Work to complete:
Without including any pictures, copy each entry below exactly.

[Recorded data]
----

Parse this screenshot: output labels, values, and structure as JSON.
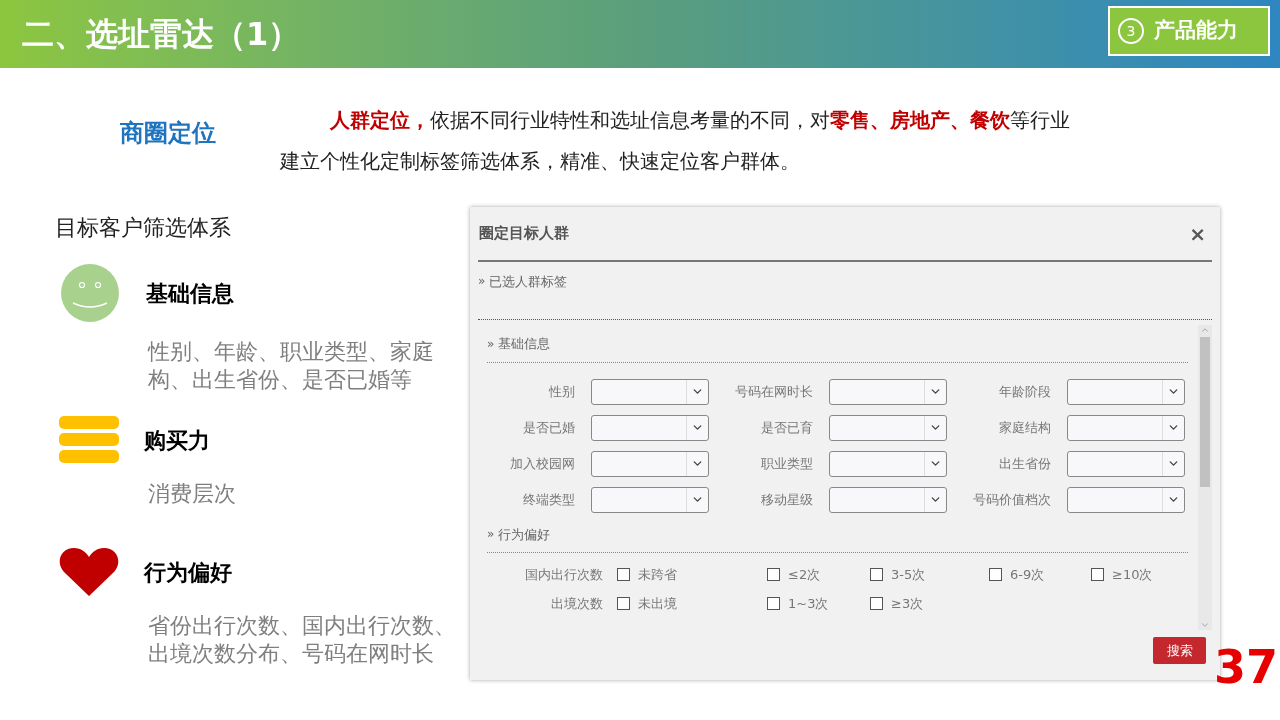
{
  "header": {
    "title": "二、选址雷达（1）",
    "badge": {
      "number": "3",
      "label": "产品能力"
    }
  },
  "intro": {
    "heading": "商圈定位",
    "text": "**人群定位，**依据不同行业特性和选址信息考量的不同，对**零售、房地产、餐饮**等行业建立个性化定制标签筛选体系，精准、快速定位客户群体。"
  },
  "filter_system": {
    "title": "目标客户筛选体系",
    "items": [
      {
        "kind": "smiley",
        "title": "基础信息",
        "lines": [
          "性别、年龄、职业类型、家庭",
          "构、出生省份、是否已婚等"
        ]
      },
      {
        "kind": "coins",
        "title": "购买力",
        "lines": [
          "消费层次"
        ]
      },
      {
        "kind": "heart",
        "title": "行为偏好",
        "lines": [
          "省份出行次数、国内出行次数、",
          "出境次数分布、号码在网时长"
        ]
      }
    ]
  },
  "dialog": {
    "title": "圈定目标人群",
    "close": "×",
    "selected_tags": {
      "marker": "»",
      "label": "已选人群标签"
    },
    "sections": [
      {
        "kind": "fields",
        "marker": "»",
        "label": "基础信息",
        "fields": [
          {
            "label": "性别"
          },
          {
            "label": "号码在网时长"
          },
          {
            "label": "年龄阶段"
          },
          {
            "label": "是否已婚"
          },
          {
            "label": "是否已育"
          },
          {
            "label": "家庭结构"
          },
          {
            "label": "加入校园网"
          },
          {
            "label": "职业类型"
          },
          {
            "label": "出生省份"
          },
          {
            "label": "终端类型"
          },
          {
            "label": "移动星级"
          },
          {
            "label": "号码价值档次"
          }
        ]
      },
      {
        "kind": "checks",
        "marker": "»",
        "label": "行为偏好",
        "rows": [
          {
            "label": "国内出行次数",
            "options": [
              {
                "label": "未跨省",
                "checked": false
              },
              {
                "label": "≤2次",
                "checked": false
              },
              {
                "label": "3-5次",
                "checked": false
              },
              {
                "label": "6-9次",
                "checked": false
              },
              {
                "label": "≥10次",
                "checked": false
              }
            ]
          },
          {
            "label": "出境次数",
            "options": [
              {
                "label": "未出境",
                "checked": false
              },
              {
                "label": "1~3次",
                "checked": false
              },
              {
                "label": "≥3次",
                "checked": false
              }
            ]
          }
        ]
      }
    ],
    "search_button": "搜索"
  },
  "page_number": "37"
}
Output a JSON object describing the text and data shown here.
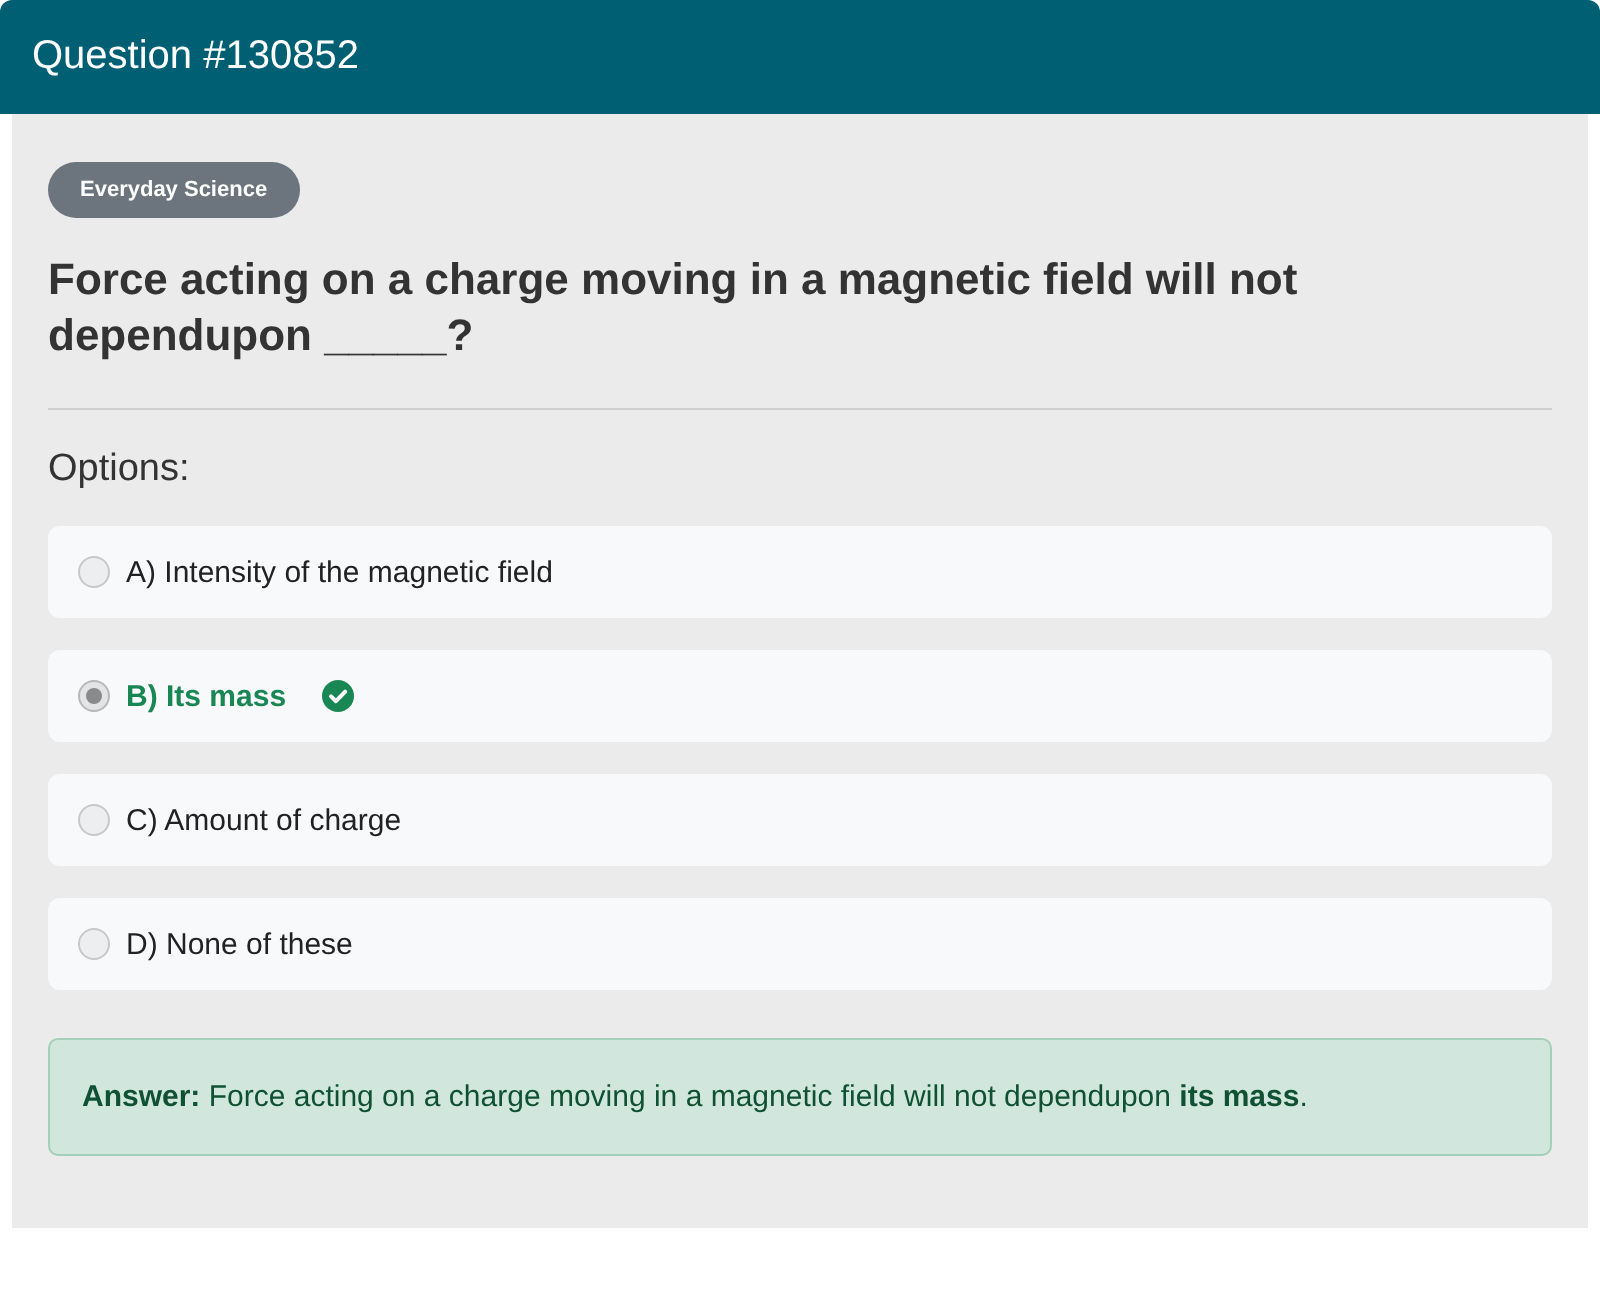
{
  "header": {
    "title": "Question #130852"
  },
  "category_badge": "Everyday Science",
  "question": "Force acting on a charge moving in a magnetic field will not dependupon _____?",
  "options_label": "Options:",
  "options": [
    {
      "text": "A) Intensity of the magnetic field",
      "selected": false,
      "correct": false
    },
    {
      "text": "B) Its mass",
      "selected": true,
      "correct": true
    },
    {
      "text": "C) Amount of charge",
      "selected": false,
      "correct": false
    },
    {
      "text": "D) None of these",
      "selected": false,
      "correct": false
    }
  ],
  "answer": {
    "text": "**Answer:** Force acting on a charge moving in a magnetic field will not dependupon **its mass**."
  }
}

----

Expected answer:
Parse this screenshot: output labels, values, and structure as JSON.
{
  "header": {
    "title": "二、选址雷达（1）",
    "badge": {
      "number": "3",
      "label": "产品能力"
    }
  },
  "intro": {
    "heading": "商圈定位",
    "text": "**人群定位，**依据不同行业特性和选址信息考量的不同，对**零售、房地产、餐饮**等行业建立个性化定制标签筛选体系，精准、快速定位客户群体。"
  },
  "filter_system": {
    "title": "目标客户筛选体系",
    "items": [
      {
        "kind": "smiley",
        "title": "基础信息",
        "lines": [
          "性别、年龄、职业类型、家庭",
          "构、出生省份、是否已婚等"
        ]
      },
      {
        "kind": "coins",
        "title": "购买力",
        "lines": [
          "消费层次"
        ]
      },
      {
        "kind": "heart",
        "title": "行为偏好",
        "lines": [
          "省份出行次数、国内出行次数、",
          "出境次数分布、号码在网时长"
        ]
      }
    ]
  },
  "dialog": {
    "title": "圈定目标人群",
    "close": "×",
    "selected_tags": {
      "marker": "»",
      "label": "已选人群标签"
    },
    "sections": [
      {
        "kind": "fields",
        "marker": "»",
        "label": "基础信息",
        "fields": [
          {
            "label": "性别"
          },
          {
            "label": "号码在网时长"
          },
          {
            "label": "年龄阶段"
          },
          {
            "label": "是否已婚"
          },
          {
            "label": "是否已育"
          },
          {
            "label": "家庭结构"
          },
          {
            "label": "加入校园网"
          },
          {
            "label": "职业类型"
          },
          {
            "label": "出生省份"
          },
          {
            "label": "终端类型"
          },
          {
            "label": "移动星级"
          },
          {
            "label": "号码价值档次"
          }
        ]
      },
      {
        "kind": "checks",
        "marker": "»",
        "label": "行为偏好",
        "rows": [
          {
            "label": "国内出行次数",
            "options": [
              {
                "label": "未跨省",
                "checked": false
              },
              {
                "label": "≤2次",
                "checked": false
              },
              {
                "label": "3-5次",
                "checked": false
              },
              {
                "label": "6-9次",
                "checked": false
              },
              {
                "label": "≥10次",
                "checked": false
              }
            ]
          },
          {
            "label": "出境次数",
            "options": [
              {
                "label": "未出境",
                "checked": false
              },
              {
                "label": "1~3次",
                "checked": false
              },
              {
                "label": "≥3次",
                "checked": false
              }
            ]
          }
        ]
      }
    ],
    "search_button": "搜索"
  },
  "page_number": "37"
}
Output a JSON object describing the text and data shown here.
{
  "header": {
    "title": "Question #130852"
  },
  "category_badge": "Everyday Science",
  "question": "Force acting on a charge moving in a magnetic field will not dependupon _____?",
  "options_label": "Options:",
  "options": [
    {
      "text": "A) Intensity of the magnetic field",
      "selected": false,
      "correct": false
    },
    {
      "text": "B) Its mass",
      "selected": true,
      "correct": true
    },
    {
      "text": "C) Amount of charge",
      "selected": false,
      "correct": false
    },
    {
      "text": "D) None of these",
      "selected": false,
      "correct": false
    }
  ],
  "answer": {
    "text": "**Answer:** Force acting on a charge moving in a magnetic field will not dependupon **its mass**."
  }
}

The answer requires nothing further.